Supplied text =
FIG. 14 illustrates a Twiddle Factor Memory Unit according to embodiments of this disclosure;

FIG. 15 illustrates a Program Fixed Instruction according to embodiments of this disclosure;

FIG. 16 illustrates a Program Loop Continuation according to embodiments of this disclosure; and

FIG. 17 illustrates FFT CRISP Latency and Throughput performances at different modes, points, and frequencies from tests of a Virtex-5 Field Programmable Gate Array (FPGA) according to embodiments of this disclosure.

DETAILED DESCRIPTION

FIGS. 1 through 17, discussed below, and the various embodiments used to describe the principles of the present disclosure in this patent document are by way of illustration only and should not be construed in any way to limit the scope of the disclosure. Those skilled in the art will understand that the principles of the present disclosure may be implemented in any suitably arranged electronic device or system.
FIG. 1 illustrates a wireless network 100 that performs an LDPC encoding and decoding process according to the embodiments of the present disclosure, such as for an efficient multiply-accumulate processor for software based radio. The embodiment of the wireless network 100 shown in FIG. 1 is for illustration only. Other embodiments could be used without departing from the scope of this disclosure.
The wireless network 100 includes base station (BS) 101, base station (BS) 102, base station (BS) 103, and other similar base stations (not shown). Base station 101 is in communication with base station 102 and base station 103. Base station 101 is also in communication with Internet 130 or a similar IP-based network (not shown).

Data to use =
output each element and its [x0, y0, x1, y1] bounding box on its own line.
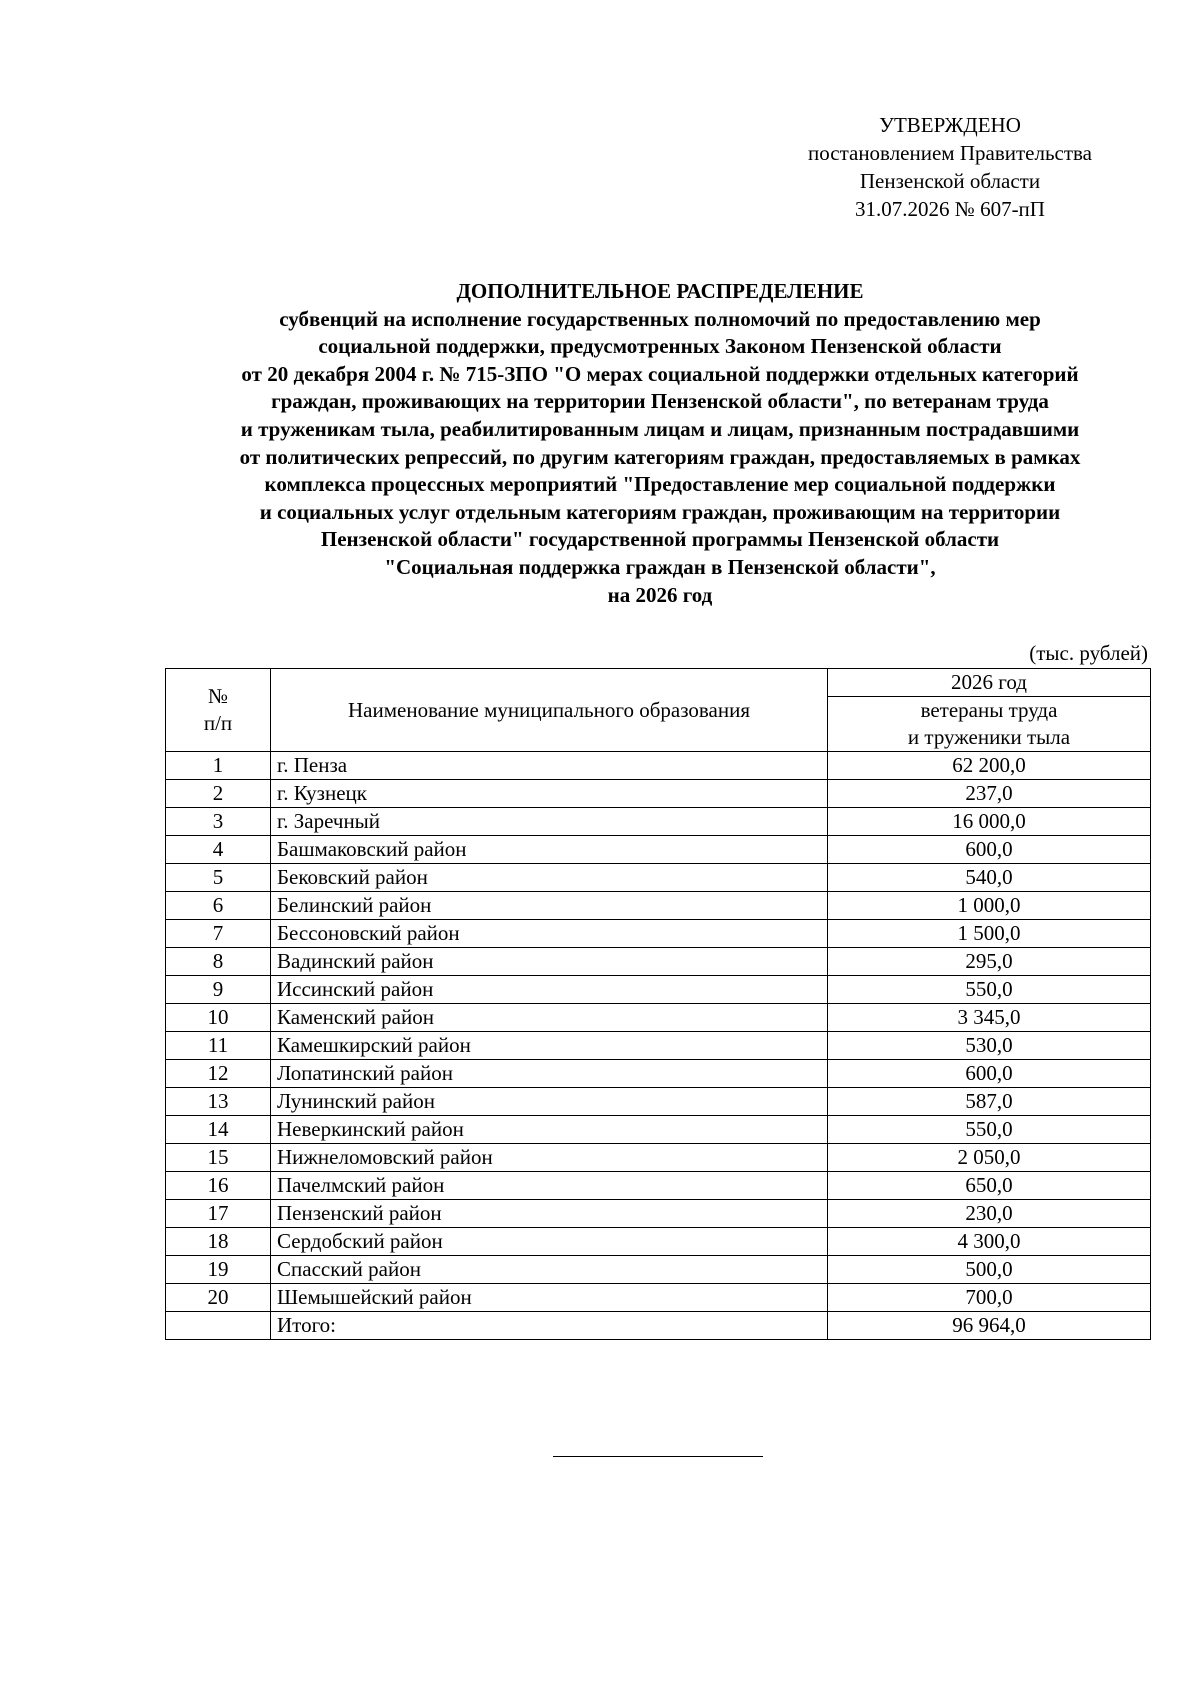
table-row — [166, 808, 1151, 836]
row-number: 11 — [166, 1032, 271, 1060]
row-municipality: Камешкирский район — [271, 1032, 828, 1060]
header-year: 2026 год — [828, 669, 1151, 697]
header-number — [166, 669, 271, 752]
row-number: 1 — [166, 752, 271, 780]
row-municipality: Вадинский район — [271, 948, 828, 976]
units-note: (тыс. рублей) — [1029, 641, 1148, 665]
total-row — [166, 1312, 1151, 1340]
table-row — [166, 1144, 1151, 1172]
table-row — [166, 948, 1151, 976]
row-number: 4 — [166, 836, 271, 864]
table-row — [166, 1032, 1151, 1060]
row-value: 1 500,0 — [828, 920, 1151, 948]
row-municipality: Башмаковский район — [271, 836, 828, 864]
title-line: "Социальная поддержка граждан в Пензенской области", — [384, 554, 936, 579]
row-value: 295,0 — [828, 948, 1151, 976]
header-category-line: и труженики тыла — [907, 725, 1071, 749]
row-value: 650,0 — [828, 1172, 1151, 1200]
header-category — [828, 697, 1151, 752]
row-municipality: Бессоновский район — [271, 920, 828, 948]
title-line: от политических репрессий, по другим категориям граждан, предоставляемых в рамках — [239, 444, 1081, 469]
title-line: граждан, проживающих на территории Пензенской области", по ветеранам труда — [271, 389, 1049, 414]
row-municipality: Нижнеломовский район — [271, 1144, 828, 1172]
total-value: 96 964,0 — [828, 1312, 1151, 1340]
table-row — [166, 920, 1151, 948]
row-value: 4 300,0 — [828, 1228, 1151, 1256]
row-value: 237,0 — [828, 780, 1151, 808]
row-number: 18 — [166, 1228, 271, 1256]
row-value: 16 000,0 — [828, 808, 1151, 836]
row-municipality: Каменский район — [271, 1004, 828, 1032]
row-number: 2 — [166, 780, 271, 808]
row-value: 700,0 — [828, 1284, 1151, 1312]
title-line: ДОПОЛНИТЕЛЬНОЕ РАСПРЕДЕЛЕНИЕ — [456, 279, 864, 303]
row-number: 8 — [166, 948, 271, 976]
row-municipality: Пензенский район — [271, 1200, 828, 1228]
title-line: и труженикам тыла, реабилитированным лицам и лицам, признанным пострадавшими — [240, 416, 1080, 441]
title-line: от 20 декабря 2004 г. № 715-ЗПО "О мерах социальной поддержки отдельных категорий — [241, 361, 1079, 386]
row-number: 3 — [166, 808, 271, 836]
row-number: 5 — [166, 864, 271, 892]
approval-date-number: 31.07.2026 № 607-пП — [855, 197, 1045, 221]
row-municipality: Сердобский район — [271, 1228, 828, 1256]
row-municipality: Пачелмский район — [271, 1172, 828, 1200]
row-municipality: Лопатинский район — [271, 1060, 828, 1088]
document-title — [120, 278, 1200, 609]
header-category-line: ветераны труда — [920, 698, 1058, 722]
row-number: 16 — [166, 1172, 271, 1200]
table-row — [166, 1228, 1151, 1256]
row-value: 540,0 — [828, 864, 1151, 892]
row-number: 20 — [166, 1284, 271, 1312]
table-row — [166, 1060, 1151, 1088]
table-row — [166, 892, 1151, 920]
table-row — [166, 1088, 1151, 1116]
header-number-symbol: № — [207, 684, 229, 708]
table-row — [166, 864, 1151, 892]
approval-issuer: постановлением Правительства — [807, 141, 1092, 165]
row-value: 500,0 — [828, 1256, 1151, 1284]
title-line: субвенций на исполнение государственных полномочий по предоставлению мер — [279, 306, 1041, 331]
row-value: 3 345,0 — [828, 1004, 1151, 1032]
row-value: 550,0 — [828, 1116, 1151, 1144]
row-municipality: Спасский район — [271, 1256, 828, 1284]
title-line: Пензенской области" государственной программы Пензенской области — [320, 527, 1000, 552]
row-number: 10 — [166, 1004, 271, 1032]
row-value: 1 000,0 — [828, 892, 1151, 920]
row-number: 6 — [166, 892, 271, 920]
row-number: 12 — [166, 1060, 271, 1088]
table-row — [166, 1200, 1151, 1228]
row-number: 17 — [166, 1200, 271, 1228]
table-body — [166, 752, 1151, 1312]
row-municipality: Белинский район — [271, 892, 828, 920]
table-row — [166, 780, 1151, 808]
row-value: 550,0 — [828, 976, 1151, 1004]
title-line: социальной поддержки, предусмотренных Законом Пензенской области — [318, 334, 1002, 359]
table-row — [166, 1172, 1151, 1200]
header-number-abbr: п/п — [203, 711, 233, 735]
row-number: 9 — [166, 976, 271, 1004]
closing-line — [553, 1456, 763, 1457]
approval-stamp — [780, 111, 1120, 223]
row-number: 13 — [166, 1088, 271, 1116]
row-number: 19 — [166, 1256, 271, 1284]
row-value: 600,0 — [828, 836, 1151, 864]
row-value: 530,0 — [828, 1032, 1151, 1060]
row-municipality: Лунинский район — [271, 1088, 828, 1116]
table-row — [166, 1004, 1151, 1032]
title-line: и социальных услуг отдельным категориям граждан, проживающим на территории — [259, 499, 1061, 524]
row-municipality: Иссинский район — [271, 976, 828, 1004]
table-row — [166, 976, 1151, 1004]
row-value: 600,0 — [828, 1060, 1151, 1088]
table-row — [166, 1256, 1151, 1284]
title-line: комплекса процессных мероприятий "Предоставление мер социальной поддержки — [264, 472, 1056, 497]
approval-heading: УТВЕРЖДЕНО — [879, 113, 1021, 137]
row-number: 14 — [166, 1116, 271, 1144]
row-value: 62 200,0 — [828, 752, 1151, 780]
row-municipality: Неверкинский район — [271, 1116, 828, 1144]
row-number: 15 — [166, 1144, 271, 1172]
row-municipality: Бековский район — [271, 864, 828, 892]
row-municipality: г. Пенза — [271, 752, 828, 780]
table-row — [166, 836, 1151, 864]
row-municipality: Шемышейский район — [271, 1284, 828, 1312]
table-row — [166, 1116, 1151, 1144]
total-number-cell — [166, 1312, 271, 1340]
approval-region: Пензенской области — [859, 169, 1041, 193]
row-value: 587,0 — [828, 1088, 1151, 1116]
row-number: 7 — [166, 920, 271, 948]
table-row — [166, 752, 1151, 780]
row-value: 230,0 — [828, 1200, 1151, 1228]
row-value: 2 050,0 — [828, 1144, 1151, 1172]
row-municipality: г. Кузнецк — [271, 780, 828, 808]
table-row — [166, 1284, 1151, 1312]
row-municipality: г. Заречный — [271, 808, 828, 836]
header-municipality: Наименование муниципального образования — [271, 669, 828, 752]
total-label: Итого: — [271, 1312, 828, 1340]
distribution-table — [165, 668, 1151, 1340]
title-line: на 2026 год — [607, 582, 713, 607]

What is asked =
- A) Decide whether each statement agrees with the patent excerpt. Answer yes or no for each, and quote the words of the excerpt that settle it. (i) Base station 101 communicates with both base station 102 and base station 103. (ii) FIG. 16 illustrates a Twiddle Factor Memory Unit. (iii) The wireless network 100 shown in FIG. 1 is the only embodiment that may be used.
- B) In the listing, rewrite the lines between the one holding "table-row — [166, 808, 1151, 836]" and the one holding "row-municipality: Башмаковский район", inclusive, with "data-row" in place of every "table-row" and nothing else altered. Give only those lines.
The supplied text and the listing have no connection to each other.

Solutions below =
- A)
(i) Yes: "Base station 101 is in communication with base station 102 and base station 103."
(ii) No: "FIG. 14 illustrates a Twiddle Factor Memory Unit" and "FIG. 16 illustrates a Program Loop Continuation"
(iii) No: "Other embodiments could be used without departing from the scope of this disclosure."

- B)
data-row — [166, 808, 1151, 836]
row-number: 11 — [166, 1032, 271, 1060]
row-municipality: Камешкирский район — [271, 1032, 828, 1060]
header-year: 2026 год — [828, 669, 1151, 697]
header-number — [166, 669, 271, 752]
row-number: 1 — [166, 752, 271, 780]
row-municipality: Вадинский район — [271, 948, 828, 976]
units-note: (тыс. рублей) — [1029, 641, 1148, 665]
total-row — [166, 1312, 1151, 1340]
data-row — [166, 1144, 1151, 1172]
data-row — [166, 948, 1151, 976]
row-number: 4 — [166, 836, 271, 864]
data-row — [166, 1032, 1151, 1060]
row-value: 1 500,0 — [828, 920, 1151, 948]
row-municipality: Башмаковский район — [271, 836, 828, 864]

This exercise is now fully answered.